Track down every line below that holds "What" and copy it.
_ _ _ _
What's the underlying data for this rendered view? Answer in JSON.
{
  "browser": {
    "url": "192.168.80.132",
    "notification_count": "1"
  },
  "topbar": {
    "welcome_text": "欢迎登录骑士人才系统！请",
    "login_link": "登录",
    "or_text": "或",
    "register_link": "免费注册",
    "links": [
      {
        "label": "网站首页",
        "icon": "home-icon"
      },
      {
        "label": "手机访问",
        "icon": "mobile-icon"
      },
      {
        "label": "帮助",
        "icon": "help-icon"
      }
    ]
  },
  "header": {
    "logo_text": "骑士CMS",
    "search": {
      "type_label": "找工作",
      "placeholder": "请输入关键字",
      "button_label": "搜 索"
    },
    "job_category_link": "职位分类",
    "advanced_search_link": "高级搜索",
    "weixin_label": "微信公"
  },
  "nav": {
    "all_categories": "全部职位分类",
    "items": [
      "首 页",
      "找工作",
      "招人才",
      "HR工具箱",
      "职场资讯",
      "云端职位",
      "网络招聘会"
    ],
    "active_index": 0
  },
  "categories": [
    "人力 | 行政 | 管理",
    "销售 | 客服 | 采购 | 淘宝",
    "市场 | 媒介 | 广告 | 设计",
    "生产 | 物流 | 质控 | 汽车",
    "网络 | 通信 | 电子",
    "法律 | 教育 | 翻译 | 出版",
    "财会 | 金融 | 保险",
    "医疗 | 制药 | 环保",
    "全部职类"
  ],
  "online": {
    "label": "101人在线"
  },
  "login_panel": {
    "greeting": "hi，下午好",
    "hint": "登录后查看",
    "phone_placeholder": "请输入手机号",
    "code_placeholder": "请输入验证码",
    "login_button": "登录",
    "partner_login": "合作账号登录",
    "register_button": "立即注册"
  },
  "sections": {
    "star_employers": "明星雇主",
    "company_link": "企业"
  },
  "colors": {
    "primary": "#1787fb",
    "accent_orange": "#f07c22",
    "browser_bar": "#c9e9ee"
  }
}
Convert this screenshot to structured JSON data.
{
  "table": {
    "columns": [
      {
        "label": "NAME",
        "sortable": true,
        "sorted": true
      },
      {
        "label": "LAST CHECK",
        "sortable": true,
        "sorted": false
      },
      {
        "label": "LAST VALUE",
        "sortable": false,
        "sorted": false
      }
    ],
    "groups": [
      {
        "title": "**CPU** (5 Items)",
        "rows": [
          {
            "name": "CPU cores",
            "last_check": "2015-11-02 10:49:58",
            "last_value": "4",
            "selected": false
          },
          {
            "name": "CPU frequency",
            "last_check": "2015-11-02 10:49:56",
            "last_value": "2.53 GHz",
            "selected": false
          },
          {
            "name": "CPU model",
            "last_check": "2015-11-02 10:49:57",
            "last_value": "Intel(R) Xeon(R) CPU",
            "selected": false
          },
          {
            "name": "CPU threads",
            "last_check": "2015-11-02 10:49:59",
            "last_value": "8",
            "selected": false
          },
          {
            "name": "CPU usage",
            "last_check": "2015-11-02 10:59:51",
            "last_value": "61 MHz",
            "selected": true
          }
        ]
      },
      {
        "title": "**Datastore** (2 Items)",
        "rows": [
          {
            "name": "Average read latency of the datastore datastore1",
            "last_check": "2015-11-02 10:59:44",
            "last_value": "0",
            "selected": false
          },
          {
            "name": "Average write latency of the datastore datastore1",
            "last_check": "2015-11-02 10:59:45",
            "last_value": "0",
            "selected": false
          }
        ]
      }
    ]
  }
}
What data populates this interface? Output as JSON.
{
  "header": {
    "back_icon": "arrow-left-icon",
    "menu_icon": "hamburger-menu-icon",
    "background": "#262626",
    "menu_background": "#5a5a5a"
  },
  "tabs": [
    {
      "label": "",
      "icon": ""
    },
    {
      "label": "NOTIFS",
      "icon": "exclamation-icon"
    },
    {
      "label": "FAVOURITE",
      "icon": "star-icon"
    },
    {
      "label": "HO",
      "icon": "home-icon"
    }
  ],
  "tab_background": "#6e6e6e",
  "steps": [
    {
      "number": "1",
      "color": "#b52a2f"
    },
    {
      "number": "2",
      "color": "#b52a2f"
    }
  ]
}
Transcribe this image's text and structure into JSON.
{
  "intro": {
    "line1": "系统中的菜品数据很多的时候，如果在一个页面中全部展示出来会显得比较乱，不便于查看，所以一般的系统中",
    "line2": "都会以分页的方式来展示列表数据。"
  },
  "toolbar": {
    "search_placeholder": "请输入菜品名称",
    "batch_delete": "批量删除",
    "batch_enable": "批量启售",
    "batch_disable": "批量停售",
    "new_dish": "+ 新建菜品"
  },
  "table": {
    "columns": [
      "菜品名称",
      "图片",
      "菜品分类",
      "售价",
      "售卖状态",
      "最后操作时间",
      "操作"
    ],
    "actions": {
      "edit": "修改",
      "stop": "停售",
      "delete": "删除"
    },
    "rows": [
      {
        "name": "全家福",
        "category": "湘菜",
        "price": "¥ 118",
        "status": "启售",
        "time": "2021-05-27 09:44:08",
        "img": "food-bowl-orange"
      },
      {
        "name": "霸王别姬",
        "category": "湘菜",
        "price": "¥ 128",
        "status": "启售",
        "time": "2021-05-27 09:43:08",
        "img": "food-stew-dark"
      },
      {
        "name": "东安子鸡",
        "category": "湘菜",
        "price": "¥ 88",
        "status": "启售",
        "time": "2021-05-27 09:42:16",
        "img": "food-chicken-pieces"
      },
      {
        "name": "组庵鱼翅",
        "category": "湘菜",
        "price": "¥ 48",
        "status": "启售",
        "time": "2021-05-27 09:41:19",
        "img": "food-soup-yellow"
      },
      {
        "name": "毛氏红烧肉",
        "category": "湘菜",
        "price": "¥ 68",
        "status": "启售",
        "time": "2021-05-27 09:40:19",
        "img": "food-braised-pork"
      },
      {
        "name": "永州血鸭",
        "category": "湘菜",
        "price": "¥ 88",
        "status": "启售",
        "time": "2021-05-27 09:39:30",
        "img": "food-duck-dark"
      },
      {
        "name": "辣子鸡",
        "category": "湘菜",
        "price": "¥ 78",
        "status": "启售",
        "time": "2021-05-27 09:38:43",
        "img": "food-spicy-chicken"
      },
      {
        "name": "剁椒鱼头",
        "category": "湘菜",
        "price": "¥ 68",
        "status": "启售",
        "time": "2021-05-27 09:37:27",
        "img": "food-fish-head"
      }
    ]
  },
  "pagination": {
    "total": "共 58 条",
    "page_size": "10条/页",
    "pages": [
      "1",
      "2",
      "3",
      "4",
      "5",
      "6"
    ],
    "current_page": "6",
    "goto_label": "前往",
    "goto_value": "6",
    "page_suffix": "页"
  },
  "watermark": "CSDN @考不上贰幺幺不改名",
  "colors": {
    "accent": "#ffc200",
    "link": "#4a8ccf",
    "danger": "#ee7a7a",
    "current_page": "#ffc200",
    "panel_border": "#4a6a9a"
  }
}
_ _ _ _
Result:
What's the underlying data for this rendered view? Answer in JSON.
What data populates this interface? Output as JSON.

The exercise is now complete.